— Exercise objective —
Using the listing below, select the lines with the word "para" and copy them.
— Start Material shown —
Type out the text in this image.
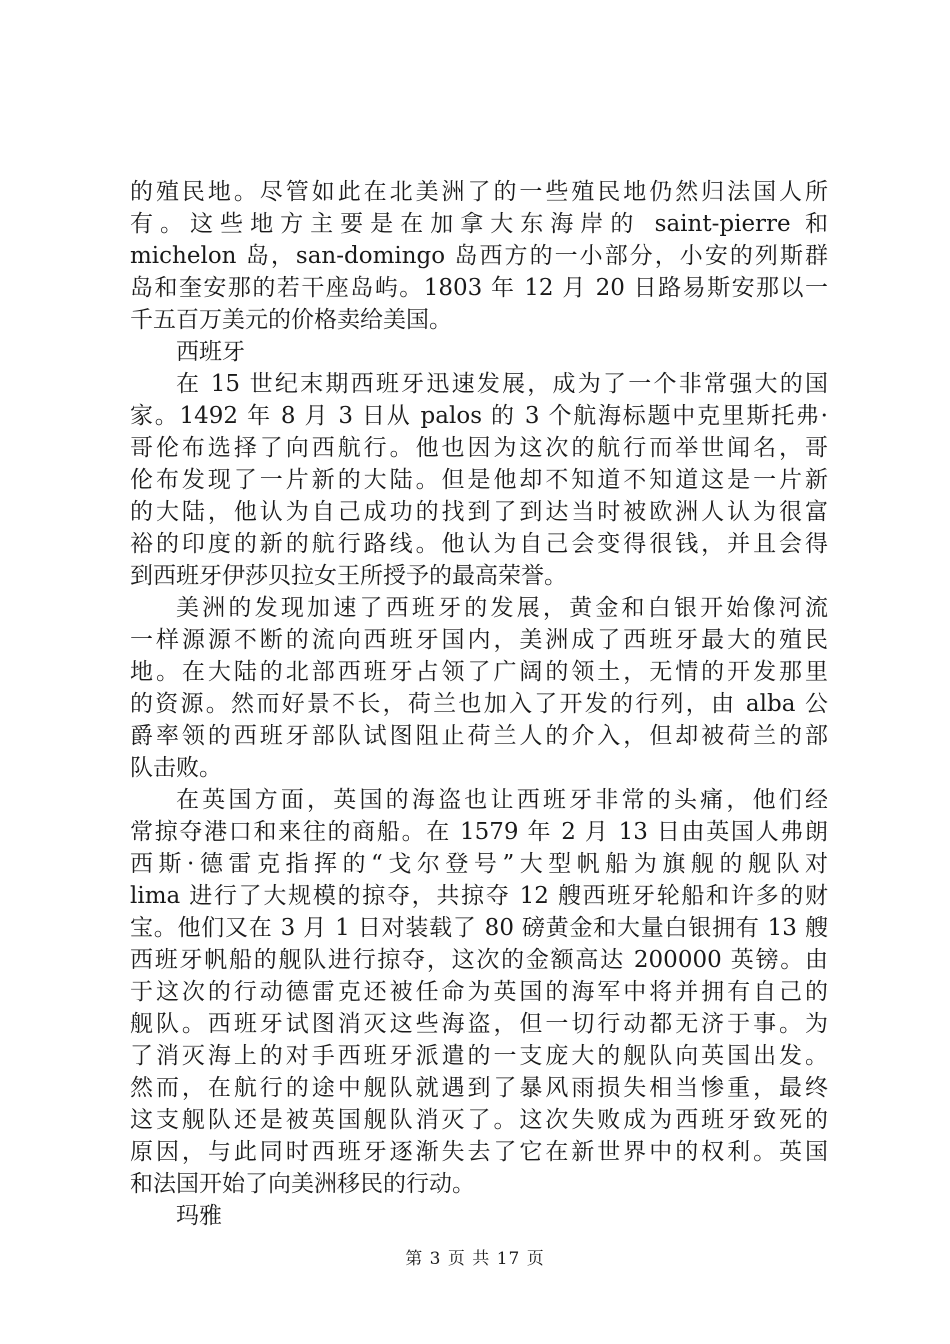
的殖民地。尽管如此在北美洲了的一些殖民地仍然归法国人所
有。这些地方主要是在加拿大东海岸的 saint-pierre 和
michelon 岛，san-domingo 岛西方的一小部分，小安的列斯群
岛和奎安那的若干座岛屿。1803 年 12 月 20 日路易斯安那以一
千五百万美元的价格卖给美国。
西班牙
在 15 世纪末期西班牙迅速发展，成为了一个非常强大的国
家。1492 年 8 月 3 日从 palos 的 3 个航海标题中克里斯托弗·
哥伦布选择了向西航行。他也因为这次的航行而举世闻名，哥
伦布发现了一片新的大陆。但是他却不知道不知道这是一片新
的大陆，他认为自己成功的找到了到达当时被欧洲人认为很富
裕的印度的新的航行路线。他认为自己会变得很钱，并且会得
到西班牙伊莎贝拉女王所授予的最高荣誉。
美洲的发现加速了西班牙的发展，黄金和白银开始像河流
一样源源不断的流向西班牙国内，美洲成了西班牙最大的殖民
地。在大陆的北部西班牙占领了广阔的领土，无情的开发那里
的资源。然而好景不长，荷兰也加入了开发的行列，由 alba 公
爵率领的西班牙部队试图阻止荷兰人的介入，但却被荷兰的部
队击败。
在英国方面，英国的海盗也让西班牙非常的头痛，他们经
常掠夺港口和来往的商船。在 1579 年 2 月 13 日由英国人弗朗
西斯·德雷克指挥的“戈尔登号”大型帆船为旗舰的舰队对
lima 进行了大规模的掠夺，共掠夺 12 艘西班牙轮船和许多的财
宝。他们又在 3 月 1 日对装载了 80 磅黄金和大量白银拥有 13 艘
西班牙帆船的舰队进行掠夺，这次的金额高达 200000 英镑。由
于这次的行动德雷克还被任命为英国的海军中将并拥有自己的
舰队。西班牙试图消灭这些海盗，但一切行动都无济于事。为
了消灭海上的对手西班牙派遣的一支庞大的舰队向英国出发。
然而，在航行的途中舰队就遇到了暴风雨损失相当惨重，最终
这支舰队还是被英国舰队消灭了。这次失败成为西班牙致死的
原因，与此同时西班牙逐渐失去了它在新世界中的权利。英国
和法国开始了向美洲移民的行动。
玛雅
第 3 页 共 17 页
— End Material shown —
— Start Material shown —
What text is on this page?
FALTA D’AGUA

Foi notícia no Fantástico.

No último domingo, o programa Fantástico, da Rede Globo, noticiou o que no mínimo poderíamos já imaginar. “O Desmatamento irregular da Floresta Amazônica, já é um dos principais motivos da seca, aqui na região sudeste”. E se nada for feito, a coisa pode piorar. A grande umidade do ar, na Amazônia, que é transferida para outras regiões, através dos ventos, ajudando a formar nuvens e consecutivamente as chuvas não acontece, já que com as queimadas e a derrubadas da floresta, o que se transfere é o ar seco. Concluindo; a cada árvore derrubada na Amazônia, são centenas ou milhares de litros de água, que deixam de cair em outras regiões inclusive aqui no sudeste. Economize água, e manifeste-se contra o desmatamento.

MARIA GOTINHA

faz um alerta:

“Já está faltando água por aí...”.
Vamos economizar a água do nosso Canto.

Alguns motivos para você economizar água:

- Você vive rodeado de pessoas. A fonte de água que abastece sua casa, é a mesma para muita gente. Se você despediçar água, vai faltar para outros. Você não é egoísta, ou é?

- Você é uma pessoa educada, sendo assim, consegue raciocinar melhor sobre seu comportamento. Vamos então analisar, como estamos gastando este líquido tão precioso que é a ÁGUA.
— End Material shown —
— Response below —
No último domingo, o programa Fantástico, da Rede Globo, noticiou o que no mínimo poderíamos já imaginar. “O Desmatamento irregular da Floresta Amazônica, já é um dos principais motivos da seca, aqui na região sudeste”. E se nada for feito, a coisa pode piorar. A grande umidade do ar, na Amazônia, que é transferida para outras regiões, através dos ventos, ajudando a formar nuvens e consecutivamente as chuvas não acontece, já que com as queimadas e a derrubadas da floresta, o que se transfere é o ar seco. Concluindo; a cada árvore derrubada na Amazônia, são centenas ou milhares de litros de água, que deixam de cair em outras regiões inclusive aqui no sudeste. Economize água, e manifeste-se contra o desmatamento.
Alguns motivos para você economizar água:
- Você vive rodeado de pessoas. A fonte de água que abastece sua casa, é a mesma para muita gente. Se você despediçar água, vai faltar para outros. Você não é egoísta, ou é?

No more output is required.